━━ RECORDS SUPPLIED ━━

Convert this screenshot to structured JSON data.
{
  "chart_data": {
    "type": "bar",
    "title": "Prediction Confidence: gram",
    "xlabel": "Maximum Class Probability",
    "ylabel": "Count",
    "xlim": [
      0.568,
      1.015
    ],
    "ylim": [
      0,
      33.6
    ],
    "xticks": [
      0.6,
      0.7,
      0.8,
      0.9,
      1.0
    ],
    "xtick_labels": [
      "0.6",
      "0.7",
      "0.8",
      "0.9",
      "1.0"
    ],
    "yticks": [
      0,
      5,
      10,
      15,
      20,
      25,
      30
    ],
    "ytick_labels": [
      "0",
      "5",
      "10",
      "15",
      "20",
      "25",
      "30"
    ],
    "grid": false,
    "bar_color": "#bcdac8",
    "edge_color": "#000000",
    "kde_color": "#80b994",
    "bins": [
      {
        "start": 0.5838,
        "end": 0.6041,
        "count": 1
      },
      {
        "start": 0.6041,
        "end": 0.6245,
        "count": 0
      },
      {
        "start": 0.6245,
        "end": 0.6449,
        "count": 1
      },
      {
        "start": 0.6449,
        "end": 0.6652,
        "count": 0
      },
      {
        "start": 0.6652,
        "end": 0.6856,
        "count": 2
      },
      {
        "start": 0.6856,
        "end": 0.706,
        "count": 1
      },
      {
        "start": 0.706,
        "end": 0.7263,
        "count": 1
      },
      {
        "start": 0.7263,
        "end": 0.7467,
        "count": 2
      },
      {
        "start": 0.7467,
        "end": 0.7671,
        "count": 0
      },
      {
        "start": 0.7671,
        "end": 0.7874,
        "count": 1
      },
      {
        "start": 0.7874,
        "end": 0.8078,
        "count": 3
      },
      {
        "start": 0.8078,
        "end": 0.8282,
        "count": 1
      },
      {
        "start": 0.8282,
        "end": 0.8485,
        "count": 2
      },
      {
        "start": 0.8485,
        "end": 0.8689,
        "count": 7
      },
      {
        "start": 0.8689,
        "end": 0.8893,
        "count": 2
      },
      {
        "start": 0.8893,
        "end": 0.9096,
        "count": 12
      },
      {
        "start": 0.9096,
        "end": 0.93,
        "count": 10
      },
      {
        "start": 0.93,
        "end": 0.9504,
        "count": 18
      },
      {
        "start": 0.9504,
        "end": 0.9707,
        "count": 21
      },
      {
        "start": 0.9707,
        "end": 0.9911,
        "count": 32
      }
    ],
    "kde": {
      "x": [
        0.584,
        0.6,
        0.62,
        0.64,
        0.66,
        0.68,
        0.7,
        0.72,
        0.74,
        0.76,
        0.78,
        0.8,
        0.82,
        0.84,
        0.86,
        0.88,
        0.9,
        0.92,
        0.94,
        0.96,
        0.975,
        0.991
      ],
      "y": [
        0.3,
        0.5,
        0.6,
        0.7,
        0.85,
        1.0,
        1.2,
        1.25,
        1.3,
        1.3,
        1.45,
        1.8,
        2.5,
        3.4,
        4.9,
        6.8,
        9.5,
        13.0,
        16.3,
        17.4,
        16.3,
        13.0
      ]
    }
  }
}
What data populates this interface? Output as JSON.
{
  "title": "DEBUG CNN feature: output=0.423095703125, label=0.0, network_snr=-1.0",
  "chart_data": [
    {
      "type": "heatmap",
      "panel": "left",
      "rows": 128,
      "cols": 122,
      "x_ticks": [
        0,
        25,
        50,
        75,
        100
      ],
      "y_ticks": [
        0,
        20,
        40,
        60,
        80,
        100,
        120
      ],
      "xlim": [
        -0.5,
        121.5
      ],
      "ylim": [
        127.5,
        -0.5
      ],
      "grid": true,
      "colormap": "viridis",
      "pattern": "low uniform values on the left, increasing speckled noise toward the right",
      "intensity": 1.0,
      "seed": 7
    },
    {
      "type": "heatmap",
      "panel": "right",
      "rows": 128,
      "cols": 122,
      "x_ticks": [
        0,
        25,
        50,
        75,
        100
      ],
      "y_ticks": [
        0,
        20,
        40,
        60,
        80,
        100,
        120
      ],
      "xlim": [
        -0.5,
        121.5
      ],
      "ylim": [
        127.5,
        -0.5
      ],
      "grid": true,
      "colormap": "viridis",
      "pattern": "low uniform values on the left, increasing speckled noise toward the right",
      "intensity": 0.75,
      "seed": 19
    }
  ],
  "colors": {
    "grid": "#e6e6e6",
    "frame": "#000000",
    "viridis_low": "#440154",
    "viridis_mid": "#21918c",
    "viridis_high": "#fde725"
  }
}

━━━

REQUIRED TASK: Whenever "JSON" turns up in a line, pick that line out.

WRITTEN SOLUTION:
Convert this screenshot to structured JSON data.
What data populates this interface? Output as JSON.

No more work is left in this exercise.